[Figure dataset records]
++++

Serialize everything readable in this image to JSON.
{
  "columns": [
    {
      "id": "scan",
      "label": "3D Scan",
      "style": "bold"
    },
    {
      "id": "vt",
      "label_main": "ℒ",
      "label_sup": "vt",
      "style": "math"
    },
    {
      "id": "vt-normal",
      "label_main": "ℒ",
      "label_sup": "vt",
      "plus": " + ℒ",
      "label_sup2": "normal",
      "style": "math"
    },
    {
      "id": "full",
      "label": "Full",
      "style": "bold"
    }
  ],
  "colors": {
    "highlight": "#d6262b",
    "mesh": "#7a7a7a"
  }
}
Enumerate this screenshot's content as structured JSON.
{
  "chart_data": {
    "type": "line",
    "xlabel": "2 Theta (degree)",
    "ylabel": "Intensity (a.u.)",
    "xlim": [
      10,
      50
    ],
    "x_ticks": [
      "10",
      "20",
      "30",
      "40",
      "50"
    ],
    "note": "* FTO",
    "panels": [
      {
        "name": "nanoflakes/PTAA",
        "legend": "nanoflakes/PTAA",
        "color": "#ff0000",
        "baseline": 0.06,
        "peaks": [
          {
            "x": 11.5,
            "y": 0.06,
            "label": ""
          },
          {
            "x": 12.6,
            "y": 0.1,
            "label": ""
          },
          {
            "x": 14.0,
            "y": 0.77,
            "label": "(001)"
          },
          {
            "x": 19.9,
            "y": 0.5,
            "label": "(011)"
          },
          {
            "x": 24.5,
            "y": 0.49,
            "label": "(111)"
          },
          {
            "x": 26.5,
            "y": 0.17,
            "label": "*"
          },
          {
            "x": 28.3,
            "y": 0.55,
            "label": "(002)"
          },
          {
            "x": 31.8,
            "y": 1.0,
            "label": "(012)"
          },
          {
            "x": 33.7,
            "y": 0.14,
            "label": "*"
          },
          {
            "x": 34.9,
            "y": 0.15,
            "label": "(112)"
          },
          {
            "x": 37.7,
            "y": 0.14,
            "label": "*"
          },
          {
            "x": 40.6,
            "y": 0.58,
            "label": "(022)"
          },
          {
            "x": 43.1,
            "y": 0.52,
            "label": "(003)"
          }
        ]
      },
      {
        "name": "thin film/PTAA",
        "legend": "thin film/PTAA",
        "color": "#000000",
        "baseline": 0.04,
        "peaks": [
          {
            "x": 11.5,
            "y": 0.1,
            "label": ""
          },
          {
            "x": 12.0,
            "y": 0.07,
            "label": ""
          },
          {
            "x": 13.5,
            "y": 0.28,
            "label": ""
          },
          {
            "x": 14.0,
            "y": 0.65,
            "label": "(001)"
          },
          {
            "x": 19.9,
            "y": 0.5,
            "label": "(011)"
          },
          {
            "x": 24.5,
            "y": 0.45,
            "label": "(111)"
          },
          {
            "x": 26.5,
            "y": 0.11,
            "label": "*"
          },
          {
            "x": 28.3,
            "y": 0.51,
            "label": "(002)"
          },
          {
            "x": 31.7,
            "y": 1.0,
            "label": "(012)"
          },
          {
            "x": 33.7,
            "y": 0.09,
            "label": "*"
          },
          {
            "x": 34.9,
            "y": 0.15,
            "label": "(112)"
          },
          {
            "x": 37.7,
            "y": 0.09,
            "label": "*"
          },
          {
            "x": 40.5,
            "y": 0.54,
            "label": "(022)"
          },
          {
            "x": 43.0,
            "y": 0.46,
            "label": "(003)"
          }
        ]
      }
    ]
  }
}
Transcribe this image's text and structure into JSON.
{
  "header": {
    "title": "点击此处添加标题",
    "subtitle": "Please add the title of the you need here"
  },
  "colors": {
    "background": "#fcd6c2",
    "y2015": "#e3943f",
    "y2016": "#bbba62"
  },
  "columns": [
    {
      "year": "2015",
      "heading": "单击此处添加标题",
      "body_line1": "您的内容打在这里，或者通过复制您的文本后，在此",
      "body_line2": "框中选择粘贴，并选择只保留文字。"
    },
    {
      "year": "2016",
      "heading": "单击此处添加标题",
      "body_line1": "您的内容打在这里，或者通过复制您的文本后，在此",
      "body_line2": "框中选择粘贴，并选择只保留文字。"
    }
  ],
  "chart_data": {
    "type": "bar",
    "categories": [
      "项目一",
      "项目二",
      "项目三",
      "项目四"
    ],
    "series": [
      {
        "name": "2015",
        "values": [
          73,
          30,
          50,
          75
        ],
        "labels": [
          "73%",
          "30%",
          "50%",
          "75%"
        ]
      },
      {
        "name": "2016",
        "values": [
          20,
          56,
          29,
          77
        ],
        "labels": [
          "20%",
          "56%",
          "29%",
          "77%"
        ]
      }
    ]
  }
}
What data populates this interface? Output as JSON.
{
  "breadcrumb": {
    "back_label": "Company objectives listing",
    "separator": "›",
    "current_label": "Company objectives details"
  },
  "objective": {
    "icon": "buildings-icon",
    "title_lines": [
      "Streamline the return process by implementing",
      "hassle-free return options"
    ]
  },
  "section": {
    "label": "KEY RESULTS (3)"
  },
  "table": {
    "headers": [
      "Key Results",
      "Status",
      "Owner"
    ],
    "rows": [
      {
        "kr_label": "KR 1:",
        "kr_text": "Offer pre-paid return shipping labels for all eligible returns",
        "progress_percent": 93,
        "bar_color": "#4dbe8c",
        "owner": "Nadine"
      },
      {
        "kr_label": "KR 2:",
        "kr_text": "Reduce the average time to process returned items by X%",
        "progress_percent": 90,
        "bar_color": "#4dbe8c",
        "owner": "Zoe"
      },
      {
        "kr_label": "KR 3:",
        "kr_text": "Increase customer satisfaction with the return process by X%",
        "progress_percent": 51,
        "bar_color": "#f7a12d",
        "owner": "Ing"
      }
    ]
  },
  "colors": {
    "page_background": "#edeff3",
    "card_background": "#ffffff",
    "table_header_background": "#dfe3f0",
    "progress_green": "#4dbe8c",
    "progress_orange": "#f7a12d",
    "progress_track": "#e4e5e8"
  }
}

++++

• [Exercise brief] Filter out every line that lacks the word "Company", and copy the rest.

• [The completed task]
    "back_label": "Company objectives listing",
    "current_label": "Company objectives details"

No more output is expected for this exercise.